> _READING PASSAGE_
• • • • • • •

Battle of the Brains was a Philippine quiz show which aired on RPN 9 from 1992 to 1999 and at PTV 4 from 2000 to 2001. Considered one of the most culturally influential locally produced shows of the 1990s, Battle of the Brains was open to all elementary, high school and college students nationwide.

It was hosted for almost all episodes by David Celdran, with various alternates (including Chiqui Roa-Puno, Cathy Santillan, and Anthony Suntay) taking over in his absence. It was primarily sponsored by Uniwide Sales, Inc. - a major budget retailer of that time- during the show's run on RPN 9 from 1992 to 1999. It was then sponsored by AMA Computer College during its brief run on PTV 4 from 2000 and 2001.

Tournament format
Competitors usually join by contacting Focal Media Arts by telephone, and are directly slotted for the televised Weekly Finals. However, there are also reports that non-televised provincial rounds have been held.
Each season determines its elementary, high school, and college level Grand Champions in a single-elimination tournament with 4 rounds (called the Weekly, Monthly, Quarterly, and Grand Finals). Only the top competitor advances to the next round.
The Weekly and Quarterly Finals feature 4 competitors each, while the Monthly and Grand Finals each field 3 competitors. However, there have been exceptions to this allocation for rounds prior to the Grand Finals.

• • • • • • •

> _DATA EXTRACT_
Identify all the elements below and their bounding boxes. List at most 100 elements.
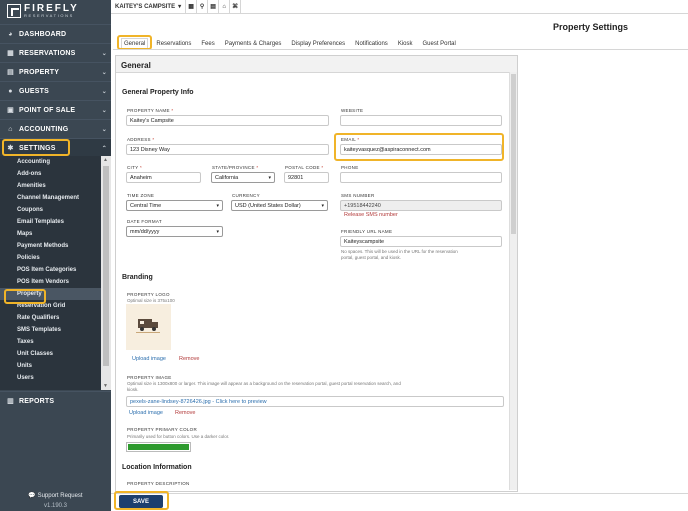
brand-subtitle: RESERVATIONS: [24, 13, 74, 18]
search-icon[interactable]: ⚲: [197, 0, 209, 14]
phone-input[interactable]: [340, 172, 502, 183]
description-label: PROPERTY DESCRIPTION: [127, 481, 190, 486]
tab-reservations[interactable]: Reservations: [154, 39, 193, 49]
property-logo-image: [126, 304, 171, 350]
tab-kiosk[interactable]: Kiosk: [396, 39, 415, 49]
sub-accounting[interactable]: Accounting: [0, 156, 101, 168]
sitemap-icon[interactable]: ⌘: [230, 0, 242, 14]
city-input[interactable]: Anaheim: [126, 172, 201, 183]
brand-logo[interactable]: FIREFLY RESERVATIONS: [0, 0, 111, 22]
sub-channel-management[interactable]: Channel Management: [0, 192, 101, 204]
nav-accounting-label: ACCOUNTING: [19, 125, 69, 133]
state-label: STATE/PROVINCE *: [212, 165, 258, 170]
nav-reservations-label: RESERVATIONS: [19, 49, 76, 57]
nav-pos-label: POINT OF SALE: [19, 106, 76, 114]
currency-value: USD (United States Dollar): [235, 203, 301, 209]
currency-label: CURRENCY: [232, 193, 260, 198]
sub-maps[interactable]: Maps: [0, 228, 101, 240]
required-marker: *: [171, 108, 174, 113]
camper-logo-icon: [136, 319, 160, 333]
sub-payment-methods[interactable]: Payment Methods: [0, 240, 101, 252]
chevron-down-icon: ▾: [268, 175, 271, 181]
building-icon: ▤: [7, 69, 14, 76]
email-highlight: [334, 133, 504, 161]
tab-notifications[interactable]: Notifications: [353, 39, 390, 49]
campsite-selector[interactable]: KAITEY'S CAMPSITE ▾: [111, 0, 187, 14]
home-icon[interactable]: ⌂: [219, 0, 231, 14]
scroll-up-icon[interactable]: ▲: [103, 157, 108, 163]
logo-upload-link[interactable]: Upload image: [132, 356, 166, 362]
sub-amenities[interactable]: Amenities: [0, 180, 101, 192]
chat-icon: 💬: [28, 493, 36, 499]
city-label-text: CITY: [127, 165, 139, 170]
primary-color-picker[interactable]: [126, 442, 191, 452]
state-select[interactable]: California ▾: [211, 172, 275, 183]
sub-pos-item-vendors[interactable]: POS Item Vendors: [0, 276, 101, 288]
release-sms-link[interactable]: Release SMS number: [344, 212, 398, 218]
chevron-down-icon: ▾: [216, 203, 219, 209]
nav-dashboard-label: DASHBOARD: [19, 30, 67, 38]
sub-coupons[interactable]: Coupons: [0, 204, 101, 216]
nav-reports[interactable]: ▥ REPORTS: [0, 391, 111, 410]
sub-units[interactable]: Units: [0, 360, 101, 372]
date-format-select[interactable]: mm/dd/yyyy ▾: [126, 226, 223, 237]
calendar-icon[interactable]: ▤: [208, 0, 220, 14]
postal-input[interactable]: 92801: [284, 172, 329, 183]
support-label: Support Request: [37, 493, 83, 499]
sub-unit-classes[interactable]: Unit Classes: [0, 348, 101, 360]
top-toolbar: KAITEY'S CAMPSITE ▾ ▦ ⚲ ▤ ⌂ ⌘: [111, 0, 688, 14]
settings-highlight: [2, 139, 70, 156]
postal-label: POSTAL CODE *: [285, 165, 323, 170]
required-marker: *: [256, 165, 259, 170]
website-input[interactable]: [340, 115, 502, 126]
nav-guests[interactable]: ● GUESTS ⌄: [0, 81, 111, 100]
register-icon: ▣: [7, 107, 14, 114]
image-remove-link[interactable]: Remove: [175, 410, 195, 416]
property-name-input[interactable]: Kaitey's Campsite: [126, 115, 329, 126]
nav-accounting[interactable]: ⌂ ACCOUNTING ⌄: [0, 119, 111, 138]
primary-color-fill: [128, 444, 189, 450]
dashboard-icon: ◕: [8, 30, 13, 38]
panel-scrollbar-thumb[interactable]: [511, 74, 516, 234]
sub-users[interactable]: Users: [0, 372, 101, 384]
date-format-value: mm/dd/yyyy: [130, 229, 160, 235]
sub-sms-templates[interactable]: SMS Templates: [0, 324, 101, 336]
logo-remove-link[interactable]: Remove: [179, 356, 199, 362]
calendar-icon: ▦: [7, 50, 14, 57]
support-request-link[interactable]: 💬 Support Request: [0, 492, 111, 499]
settings-submenu: Accounting Add-ons Amenities Channel Man…: [0, 156, 101, 390]
address-input[interactable]: 123 Disney Way: [126, 144, 329, 155]
date-format-label: DATE FORMAT: [127, 219, 162, 224]
panel-scrollbar[interactable]: [509, 72, 517, 490]
app-version: v1.190.3: [43, 503, 68, 509]
required-marker: *: [139, 165, 142, 170]
image-upload-link[interactable]: Upload image: [129, 410, 163, 416]
tab-payments-charges[interactable]: Payments & Charges: [223, 39, 284, 49]
sub-policies[interactable]: Policies: [0, 252, 101, 264]
sub-email-templates[interactable]: Email Templates: [0, 216, 101, 228]
sub-rate-qualifiers[interactable]: Rate Qualifiers: [0, 312, 101, 324]
image-file-link[interactable]: pexels-zane-lindsey-8726426.jpg - Click …: [126, 396, 504, 407]
tab-guest-portal[interactable]: Guest Portal: [420, 39, 457, 49]
scrollbar-thumb[interactable]: [103, 166, 109, 366]
friendly-url-input[interactable]: Kaiteyscampsite: [340, 236, 502, 247]
sub-pos-item-categories[interactable]: POS Item Categories: [0, 264, 101, 276]
grid-icon[interactable]: ▦: [186, 0, 198, 14]
tab-divider: [113, 49, 688, 50]
tab-display-preferences[interactable]: Display Preferences: [289, 39, 347, 49]
sub-add-ons[interactable]: Add-ons: [0, 168, 101, 180]
timezone-select[interactable]: Central Time ▾: [126, 200, 223, 211]
currency-select[interactable]: USD (United States Dollar) ▾: [231, 200, 328, 211]
sub-taxes[interactable]: Taxes: [0, 336, 101, 348]
nav-dashboard[interactable]: ◕ DASHBOARD: [0, 24, 111, 43]
submenu-scrollbar[interactable]: ▲ ▼: [101, 156, 111, 390]
caret-down-icon: ▾: [178, 4, 182, 10]
friendly-url-label: FRIENDLY URL NAME: [341, 229, 393, 234]
tab-fees[interactable]: Fees: [199, 39, 216, 49]
nav-property[interactable]: ▤ PROPERTY ⌄: [0, 62, 111, 81]
scroll-down-icon[interactable]: ▼: [103, 383, 108, 389]
nav-point-of-sale[interactable]: ▣ POINT OF SALE ⌄: [0, 100, 111, 119]
primary-color-label: PROPERTY PRIMARY COLOR: [127, 427, 198, 432]
save-highlight: [114, 491, 169, 510]
nav-reservations[interactable]: ▦ RESERVATIONS ⌄: [0, 43, 111, 62]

• • • • • • •

> _SET TASKS_
[A] According to the Battle of the Brains article, which company sponsored the show during its run on PTV 4?
[B] Rewrite the stretch of the Battle of the Brains article from "Battle of the Brains was a" through "college students nationwide.", replacing "quiz show" with "game show".
[C] Translate this sentence from the Battle of the Brains article into Spanish: "Only the top competitor advances to the next round."
The rows are not needed for anything here.

> _EXPECTED RESPONSES_
[A] AMA Computer College

[B]
Battle of the Brains was a Philippine game show which aired on RPN 9 from 1992 to 1999 and at PTV 4 from 2000 to 2001. Considered one of the most culturally influential locally produced shows of the 1990s, Battle of the Brains was open to all elementary, high school and college students nationwide.

[C] Solo el mejor competidor avanza a la siguiente ronda.